The records =>
++++++
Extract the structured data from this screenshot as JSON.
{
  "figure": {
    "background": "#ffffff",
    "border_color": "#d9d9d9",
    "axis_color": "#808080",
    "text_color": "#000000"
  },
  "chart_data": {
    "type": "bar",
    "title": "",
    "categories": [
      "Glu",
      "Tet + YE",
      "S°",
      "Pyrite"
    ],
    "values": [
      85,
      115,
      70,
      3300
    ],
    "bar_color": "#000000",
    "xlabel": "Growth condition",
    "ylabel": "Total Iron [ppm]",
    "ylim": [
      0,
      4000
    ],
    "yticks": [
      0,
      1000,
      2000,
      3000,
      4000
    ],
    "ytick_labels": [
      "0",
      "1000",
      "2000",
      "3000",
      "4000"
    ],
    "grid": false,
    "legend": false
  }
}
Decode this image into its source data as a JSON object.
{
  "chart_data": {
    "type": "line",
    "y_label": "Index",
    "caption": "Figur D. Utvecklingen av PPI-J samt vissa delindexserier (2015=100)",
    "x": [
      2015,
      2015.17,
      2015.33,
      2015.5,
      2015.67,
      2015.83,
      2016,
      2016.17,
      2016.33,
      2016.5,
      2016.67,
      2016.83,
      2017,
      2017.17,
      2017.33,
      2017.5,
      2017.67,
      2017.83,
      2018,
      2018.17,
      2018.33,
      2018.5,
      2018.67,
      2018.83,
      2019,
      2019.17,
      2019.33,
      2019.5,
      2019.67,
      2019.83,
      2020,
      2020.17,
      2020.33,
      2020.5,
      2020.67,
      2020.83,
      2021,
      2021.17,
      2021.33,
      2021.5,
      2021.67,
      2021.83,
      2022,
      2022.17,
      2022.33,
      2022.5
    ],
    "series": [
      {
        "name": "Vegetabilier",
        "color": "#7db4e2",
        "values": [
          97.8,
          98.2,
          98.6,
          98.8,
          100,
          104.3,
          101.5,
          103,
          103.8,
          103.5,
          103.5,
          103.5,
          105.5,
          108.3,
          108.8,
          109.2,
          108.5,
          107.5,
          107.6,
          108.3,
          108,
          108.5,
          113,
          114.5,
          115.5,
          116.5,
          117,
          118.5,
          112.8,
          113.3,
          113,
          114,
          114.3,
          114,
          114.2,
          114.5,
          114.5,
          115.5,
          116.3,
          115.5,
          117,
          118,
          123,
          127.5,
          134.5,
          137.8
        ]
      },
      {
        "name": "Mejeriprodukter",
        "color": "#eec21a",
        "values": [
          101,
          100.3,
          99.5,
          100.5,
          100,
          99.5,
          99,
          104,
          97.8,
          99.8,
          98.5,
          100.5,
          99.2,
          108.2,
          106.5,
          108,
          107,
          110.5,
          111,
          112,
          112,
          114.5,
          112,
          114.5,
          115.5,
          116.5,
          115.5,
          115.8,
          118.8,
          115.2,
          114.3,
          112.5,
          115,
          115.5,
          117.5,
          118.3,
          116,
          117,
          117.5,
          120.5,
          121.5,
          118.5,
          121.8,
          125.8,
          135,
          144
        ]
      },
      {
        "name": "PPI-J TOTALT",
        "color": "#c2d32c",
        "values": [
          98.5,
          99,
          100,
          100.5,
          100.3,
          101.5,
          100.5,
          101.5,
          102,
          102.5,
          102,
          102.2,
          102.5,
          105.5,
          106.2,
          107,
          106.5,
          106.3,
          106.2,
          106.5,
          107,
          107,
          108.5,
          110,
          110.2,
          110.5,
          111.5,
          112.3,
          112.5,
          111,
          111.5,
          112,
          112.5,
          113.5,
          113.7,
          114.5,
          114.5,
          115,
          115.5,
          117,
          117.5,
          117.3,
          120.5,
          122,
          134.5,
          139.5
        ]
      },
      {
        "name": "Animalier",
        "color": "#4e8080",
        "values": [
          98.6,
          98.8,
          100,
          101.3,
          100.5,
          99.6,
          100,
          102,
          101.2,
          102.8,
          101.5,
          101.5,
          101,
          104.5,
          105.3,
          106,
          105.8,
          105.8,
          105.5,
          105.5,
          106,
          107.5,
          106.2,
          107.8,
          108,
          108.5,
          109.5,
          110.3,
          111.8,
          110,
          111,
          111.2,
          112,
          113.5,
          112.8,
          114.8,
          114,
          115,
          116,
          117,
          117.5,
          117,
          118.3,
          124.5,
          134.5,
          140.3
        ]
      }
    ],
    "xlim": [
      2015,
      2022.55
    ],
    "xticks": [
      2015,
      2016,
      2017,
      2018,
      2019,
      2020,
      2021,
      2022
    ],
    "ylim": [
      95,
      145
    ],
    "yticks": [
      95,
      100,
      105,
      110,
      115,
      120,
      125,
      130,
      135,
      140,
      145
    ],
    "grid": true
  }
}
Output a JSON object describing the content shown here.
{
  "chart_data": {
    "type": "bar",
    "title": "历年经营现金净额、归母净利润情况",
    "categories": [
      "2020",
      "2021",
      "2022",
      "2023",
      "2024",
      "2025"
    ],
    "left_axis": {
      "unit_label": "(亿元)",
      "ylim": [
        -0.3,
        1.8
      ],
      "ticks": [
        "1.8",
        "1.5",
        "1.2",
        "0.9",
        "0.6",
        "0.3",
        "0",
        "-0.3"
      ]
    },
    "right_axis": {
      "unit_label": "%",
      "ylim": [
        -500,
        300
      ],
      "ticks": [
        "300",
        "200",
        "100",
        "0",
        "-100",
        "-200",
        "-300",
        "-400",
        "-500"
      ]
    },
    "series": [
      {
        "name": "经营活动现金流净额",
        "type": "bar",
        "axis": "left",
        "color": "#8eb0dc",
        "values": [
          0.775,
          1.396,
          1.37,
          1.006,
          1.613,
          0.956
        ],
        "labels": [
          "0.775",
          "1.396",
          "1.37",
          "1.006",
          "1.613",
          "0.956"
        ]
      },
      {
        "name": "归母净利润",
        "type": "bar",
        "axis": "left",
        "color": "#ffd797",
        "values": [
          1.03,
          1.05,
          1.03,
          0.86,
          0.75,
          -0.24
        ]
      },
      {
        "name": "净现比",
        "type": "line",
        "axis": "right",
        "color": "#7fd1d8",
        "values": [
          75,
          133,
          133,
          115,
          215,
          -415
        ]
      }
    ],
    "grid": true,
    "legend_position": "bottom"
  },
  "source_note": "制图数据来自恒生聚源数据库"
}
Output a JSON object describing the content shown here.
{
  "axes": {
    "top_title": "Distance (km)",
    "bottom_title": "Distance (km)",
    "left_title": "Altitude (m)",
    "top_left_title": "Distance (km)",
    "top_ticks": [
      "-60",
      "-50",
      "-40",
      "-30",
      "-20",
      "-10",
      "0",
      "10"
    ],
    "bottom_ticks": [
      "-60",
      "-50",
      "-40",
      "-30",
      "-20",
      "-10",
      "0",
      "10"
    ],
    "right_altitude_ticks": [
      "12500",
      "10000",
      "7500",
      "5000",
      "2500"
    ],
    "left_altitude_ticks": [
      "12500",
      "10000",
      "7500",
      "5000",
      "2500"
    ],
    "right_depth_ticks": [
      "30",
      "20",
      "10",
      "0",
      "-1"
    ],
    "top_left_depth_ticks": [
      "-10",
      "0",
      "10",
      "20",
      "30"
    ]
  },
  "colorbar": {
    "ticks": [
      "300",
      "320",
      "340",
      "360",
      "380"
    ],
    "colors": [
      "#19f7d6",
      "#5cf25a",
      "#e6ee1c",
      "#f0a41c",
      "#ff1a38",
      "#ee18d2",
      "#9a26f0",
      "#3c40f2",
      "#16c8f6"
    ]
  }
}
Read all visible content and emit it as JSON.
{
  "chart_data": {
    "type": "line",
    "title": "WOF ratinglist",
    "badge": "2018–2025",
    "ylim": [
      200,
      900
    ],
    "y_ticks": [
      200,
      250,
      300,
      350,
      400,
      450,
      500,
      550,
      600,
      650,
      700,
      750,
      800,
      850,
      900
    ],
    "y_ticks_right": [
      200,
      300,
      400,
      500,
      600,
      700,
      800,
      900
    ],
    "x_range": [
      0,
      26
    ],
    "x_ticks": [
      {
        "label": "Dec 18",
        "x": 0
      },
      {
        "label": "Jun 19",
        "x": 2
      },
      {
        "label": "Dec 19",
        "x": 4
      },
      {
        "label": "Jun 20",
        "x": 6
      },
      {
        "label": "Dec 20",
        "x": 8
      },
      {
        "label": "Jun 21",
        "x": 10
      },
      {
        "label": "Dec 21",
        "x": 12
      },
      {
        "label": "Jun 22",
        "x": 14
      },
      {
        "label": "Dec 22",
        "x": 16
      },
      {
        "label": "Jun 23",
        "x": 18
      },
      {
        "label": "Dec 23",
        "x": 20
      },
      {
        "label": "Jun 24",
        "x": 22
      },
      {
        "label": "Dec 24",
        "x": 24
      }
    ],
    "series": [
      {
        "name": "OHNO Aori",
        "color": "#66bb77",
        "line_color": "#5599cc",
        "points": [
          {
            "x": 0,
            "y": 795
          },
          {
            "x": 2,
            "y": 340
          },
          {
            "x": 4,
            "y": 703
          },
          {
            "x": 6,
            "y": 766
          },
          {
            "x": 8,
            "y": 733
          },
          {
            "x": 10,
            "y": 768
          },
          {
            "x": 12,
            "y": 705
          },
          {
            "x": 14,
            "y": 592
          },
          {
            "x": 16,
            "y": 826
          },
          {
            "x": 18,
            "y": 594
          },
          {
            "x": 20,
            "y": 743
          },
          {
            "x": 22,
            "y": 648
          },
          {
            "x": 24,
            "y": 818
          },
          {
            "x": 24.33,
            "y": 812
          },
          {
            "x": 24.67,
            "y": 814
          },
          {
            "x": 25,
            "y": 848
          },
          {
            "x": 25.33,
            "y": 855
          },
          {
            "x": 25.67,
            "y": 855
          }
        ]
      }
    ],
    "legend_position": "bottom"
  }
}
++++++
Work required => Identify the lines in the entries above that contain "name", then copy them out.

Exercise response =>
        "name": "Vegetabilier",
        "name": "Mejeriprodukter",
        "name": "PPI-J TOTALT",
        "name": "Animalier",
        "name": "经营活动现金流净额",
        "name": "归母净利润",
        "name": "净现比",
        "name": "OHNO Aori",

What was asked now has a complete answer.